● **WHAT YOU SHOULD DO**: Search the data below for "JSON"; list each line that holds it.

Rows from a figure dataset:
## BEGIN
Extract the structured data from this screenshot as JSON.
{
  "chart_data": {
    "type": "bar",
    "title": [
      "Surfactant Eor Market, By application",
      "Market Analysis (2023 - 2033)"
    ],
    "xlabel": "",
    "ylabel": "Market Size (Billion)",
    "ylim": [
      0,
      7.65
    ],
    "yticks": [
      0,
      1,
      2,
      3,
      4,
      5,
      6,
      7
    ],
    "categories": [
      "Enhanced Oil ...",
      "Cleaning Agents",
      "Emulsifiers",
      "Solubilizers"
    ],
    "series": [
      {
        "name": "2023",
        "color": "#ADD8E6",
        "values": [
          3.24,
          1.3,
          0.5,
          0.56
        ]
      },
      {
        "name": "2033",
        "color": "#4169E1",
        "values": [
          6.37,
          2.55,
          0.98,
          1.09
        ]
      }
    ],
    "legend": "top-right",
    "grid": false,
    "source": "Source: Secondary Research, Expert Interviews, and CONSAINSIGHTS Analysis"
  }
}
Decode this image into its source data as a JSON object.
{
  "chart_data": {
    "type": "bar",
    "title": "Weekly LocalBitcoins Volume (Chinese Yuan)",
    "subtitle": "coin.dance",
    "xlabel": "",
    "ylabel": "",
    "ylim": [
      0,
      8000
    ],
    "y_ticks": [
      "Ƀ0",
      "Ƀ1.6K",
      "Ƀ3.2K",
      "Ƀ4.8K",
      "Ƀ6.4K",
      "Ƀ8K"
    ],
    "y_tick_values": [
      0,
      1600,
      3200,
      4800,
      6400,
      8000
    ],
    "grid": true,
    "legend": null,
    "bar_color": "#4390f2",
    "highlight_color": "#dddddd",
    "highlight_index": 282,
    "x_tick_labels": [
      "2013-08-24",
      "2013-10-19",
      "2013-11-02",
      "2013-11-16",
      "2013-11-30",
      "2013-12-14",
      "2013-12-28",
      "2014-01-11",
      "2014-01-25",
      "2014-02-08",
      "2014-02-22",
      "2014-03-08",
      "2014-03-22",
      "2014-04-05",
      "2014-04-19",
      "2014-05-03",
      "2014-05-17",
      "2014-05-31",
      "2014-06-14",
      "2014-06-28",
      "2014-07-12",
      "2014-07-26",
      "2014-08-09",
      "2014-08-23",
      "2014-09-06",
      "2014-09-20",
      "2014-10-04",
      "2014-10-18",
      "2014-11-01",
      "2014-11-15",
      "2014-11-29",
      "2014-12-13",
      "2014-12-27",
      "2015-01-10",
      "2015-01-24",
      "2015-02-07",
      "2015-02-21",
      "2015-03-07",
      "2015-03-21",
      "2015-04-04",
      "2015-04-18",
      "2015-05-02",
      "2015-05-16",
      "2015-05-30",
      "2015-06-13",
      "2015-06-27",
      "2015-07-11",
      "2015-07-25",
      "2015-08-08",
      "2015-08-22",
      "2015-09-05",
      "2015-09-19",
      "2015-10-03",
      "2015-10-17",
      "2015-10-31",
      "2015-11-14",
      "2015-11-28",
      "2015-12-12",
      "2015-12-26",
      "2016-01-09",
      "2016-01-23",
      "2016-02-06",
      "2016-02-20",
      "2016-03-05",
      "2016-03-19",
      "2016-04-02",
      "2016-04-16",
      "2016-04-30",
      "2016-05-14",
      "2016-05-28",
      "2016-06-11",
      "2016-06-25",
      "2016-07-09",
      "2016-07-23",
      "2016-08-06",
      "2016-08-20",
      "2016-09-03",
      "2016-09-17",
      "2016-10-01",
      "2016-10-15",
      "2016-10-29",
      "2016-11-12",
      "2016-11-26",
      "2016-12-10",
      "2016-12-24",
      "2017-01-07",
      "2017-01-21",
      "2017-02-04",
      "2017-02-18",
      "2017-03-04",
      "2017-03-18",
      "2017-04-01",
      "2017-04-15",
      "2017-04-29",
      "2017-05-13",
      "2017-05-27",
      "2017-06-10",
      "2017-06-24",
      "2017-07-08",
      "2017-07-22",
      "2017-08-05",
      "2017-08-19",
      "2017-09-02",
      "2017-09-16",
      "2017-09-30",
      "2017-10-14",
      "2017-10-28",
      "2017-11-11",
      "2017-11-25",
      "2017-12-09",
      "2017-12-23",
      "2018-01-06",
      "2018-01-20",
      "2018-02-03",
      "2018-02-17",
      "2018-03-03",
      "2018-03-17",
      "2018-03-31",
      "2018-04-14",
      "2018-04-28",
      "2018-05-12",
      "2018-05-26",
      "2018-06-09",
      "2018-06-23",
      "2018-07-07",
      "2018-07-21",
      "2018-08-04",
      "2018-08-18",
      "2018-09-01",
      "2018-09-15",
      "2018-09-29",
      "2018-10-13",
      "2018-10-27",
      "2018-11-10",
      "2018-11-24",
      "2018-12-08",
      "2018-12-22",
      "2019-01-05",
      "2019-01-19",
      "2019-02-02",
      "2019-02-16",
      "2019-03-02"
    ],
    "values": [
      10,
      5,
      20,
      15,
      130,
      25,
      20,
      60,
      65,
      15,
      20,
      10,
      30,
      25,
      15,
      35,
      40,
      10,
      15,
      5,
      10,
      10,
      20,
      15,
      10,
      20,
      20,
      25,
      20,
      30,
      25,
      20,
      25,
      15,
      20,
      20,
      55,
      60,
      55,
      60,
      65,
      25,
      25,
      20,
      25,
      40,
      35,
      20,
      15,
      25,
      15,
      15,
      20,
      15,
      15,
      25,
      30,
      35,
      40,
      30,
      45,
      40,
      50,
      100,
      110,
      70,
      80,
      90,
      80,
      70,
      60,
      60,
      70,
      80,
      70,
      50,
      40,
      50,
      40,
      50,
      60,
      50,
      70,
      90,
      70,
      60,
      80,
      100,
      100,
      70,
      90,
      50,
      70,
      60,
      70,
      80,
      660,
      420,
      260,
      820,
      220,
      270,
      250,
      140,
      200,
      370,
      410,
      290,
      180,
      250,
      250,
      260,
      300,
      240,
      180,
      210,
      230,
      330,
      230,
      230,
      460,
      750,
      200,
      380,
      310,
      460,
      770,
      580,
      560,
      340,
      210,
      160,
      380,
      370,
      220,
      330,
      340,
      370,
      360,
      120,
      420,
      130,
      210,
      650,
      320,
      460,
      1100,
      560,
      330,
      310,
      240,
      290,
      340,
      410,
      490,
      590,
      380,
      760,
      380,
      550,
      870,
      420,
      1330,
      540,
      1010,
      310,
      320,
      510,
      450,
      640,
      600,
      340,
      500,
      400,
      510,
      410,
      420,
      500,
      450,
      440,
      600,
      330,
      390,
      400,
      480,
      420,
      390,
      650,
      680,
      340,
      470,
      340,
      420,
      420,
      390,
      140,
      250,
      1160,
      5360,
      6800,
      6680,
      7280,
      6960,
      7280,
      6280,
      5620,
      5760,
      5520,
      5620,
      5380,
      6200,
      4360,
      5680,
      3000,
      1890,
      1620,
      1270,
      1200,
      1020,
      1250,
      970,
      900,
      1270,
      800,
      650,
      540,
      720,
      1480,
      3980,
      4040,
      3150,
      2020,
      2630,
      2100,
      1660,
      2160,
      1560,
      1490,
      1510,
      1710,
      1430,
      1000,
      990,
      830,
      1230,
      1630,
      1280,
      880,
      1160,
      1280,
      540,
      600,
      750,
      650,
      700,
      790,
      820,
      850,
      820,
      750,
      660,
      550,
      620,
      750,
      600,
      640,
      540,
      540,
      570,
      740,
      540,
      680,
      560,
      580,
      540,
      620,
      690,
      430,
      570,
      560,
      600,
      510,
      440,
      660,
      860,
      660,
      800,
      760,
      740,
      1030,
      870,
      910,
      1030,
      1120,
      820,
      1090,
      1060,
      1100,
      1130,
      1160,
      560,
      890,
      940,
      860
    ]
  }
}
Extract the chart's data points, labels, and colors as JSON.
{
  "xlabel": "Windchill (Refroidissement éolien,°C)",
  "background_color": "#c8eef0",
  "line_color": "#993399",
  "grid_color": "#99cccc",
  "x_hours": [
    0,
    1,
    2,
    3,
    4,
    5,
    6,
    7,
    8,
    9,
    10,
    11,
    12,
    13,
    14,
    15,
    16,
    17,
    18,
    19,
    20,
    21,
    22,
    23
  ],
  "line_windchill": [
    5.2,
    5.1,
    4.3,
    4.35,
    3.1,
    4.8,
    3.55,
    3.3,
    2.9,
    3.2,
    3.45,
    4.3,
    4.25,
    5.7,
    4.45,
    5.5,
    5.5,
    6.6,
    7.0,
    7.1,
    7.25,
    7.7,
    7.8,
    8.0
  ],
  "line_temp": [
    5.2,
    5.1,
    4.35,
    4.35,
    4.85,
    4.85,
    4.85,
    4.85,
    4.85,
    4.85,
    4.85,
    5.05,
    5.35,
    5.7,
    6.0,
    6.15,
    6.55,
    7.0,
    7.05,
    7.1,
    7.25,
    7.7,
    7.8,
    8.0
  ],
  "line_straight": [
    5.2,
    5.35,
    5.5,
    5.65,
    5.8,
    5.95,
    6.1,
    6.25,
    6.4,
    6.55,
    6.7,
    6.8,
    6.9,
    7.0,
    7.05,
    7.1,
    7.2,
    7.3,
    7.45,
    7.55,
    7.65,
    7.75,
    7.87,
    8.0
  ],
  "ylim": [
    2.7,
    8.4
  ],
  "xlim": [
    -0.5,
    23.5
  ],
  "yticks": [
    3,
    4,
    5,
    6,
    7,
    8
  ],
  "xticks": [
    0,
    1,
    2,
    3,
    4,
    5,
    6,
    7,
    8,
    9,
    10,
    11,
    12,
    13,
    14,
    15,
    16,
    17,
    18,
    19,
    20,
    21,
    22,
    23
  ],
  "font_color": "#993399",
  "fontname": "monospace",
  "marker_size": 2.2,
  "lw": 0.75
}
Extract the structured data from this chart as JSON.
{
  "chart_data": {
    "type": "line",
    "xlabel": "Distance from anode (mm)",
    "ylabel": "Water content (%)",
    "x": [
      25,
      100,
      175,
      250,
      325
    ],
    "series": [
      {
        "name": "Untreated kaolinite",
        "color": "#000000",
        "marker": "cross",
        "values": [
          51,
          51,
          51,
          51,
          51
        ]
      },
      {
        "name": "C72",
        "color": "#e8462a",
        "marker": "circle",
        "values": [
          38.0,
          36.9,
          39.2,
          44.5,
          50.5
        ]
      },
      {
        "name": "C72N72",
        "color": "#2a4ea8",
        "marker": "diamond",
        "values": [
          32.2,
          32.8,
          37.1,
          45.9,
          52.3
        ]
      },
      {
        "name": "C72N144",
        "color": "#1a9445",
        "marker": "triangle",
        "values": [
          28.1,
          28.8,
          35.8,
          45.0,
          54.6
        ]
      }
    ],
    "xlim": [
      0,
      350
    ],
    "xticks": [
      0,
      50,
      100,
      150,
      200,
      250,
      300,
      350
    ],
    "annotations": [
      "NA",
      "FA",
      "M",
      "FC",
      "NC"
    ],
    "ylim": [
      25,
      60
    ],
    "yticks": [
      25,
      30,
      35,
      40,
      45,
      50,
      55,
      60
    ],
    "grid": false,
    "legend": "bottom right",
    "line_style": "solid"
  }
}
## END
● **IN RESPONSE**:
Extract the structured data from this screenshot as JSON.
Decode this image into its source data as a JSON object.
Extract the chart's data points, labels, and colors as JSON.
Extract the structured data from this chart as JSON.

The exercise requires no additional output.